_CONSIGNES DE L'EXERCICE_.
• 1. Répondez aux questions suivantes à partir de l'intervention sur l'inclusion dans l'emploi :
(a) Combien d'inscriptions supplémentaires Pôle emploi a-t-il enregistrées en avril, et quelle hausse cela représente-t-il ?
(b) Quelles deux réformes la rapporteure cite-t-elle comme menées depuis le début de la législature ?
(c) De quelle commission Marie-Christine Verdier-Jouclas est-elle rapporteure ?
• 2. Poursuivez l'intervention sur l'inclusion dans l'emploi à partir de sa dernière phrase.

_TEXTE_.

Intervention de Marie-Christine Verdier-Jouclas

Séance en hémicycle du mardi 15 septembre 2020 à 15h00
Inclusion dans l'emploi par l'activité économique — Présentation

Photo issue du site de l'Assemblée nationale ou de WikipediaMarie-Christine Verdier-Jouclas, rapporteure de la commission des affaires sociales :

Après trois années de baisse ininterrompue et historique du taux de chômage, l'emploi en France a connu un choc sans précédent lors du confinement, avec 843 000 inscriptions supplémentaires à Pôle emploi en avril dernier, soit une hausse de 22,6 %. La situation s'est améliorée mais, avec plus de 4 millions de demandeurs d'emploi n'ayant exercé aucune activité au mois de juillet, le chômage reste à un niveau trop élevé, en particulier pour les plus jeunes, qui entrent actuellement sur le marché du travail.

Alors que la crise sanitaire n'est pas terminée et que notre économie a besoin d'être soutenue, il est plus nécessaire que jamais de disposer de la plus large palette d'outils au service de l'inclusion des personnes les plus éloignées de l'emploi, dans la lignée des réformes menées depuis le début de la législature – je pense notamment au plan d'investissement dans les compétences et à la loi pour la liberté de choisir son avenir professionnel.

Depuis 2017, la majorité est guidée par l'ambition de donner à chacun la possibilité de reprendre le chemin de l'emploi durable, quel que soit son âge, son niveau d'études, sa formation, son handicap, sa situation sociale ou son parcours professionnel. Je sais que cette ambition est partagée sur tous les bancs de notre hémicycle, par-delà les clivages politiques ; nos échanges en commission des affaires sociales, la semaine dernière, me l'ont encore montré. À ce titre, je tiens à saluer l'investissement de l'ensemble des groupes parlementaires sur la proposition de loi et la qualité de nos échanges : ils ont été approfondis et argumentés, nul ne pourra le contester.

_DONNÉES FOURNIES_.

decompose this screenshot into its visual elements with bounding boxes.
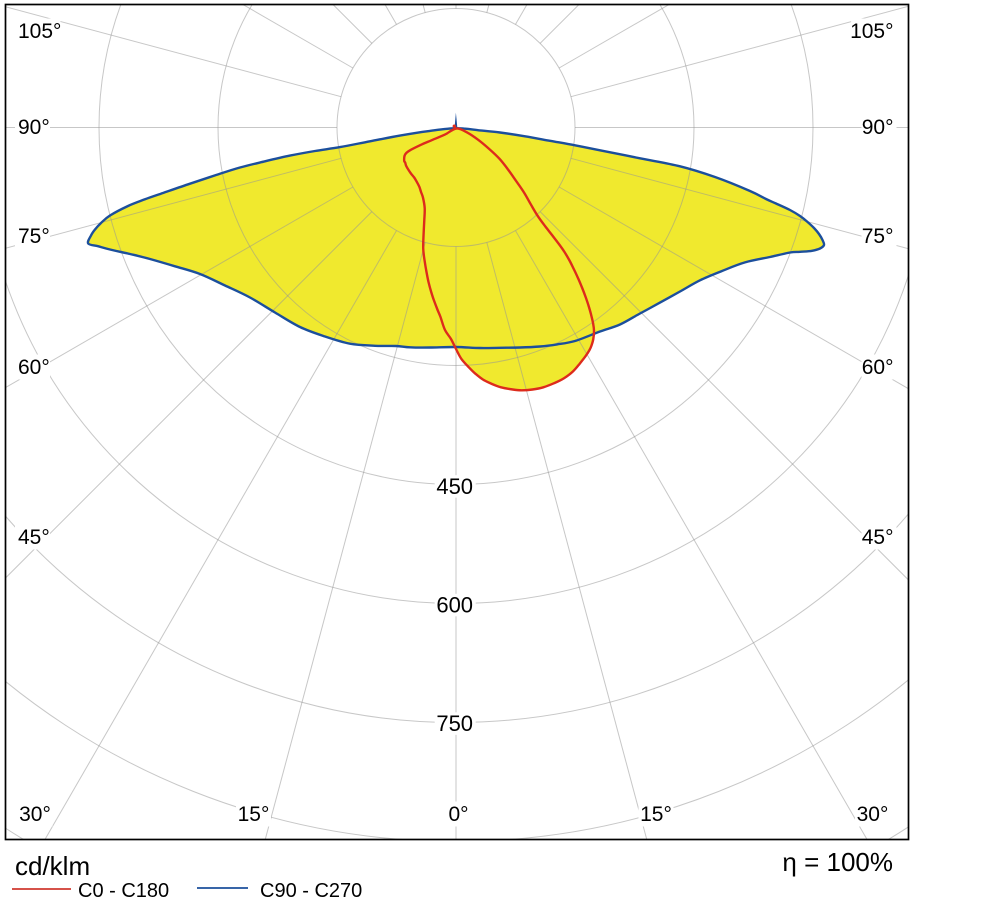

_LES RÉSULTATS_.
• 1.
(a) 843 000 inscriptions supplémentaires, soit une hausse de 22,6 %.
(b) Le plan d'investissement dans les compétences et la loi pour la liberté de choisir son avenir professionnel.
(c) La commission des affaires sociales.

• 2.
L'épreuve que traverse notre pays nous incite, tous, à améliorer sans cesse les outils existants et à en forger de nouveaux. La proposition de loi dont j'ai l'honneur d'être rapporteure vise précisément à créer, renforcer et aménager différents outils des politiques de formation et d'accompagnement des personnes les plus éloignées de l'emploi.

En termes de méthode, nous avons privilégié la concertation avec l'ensemble des acteurs de l'insertion. Loin de faire table rase des dispositifs existants, préservons leurs qualités tout en cherchant à les optimiser, dans une démarche partenariale avec les différents acteurs de la politique de l'emploi.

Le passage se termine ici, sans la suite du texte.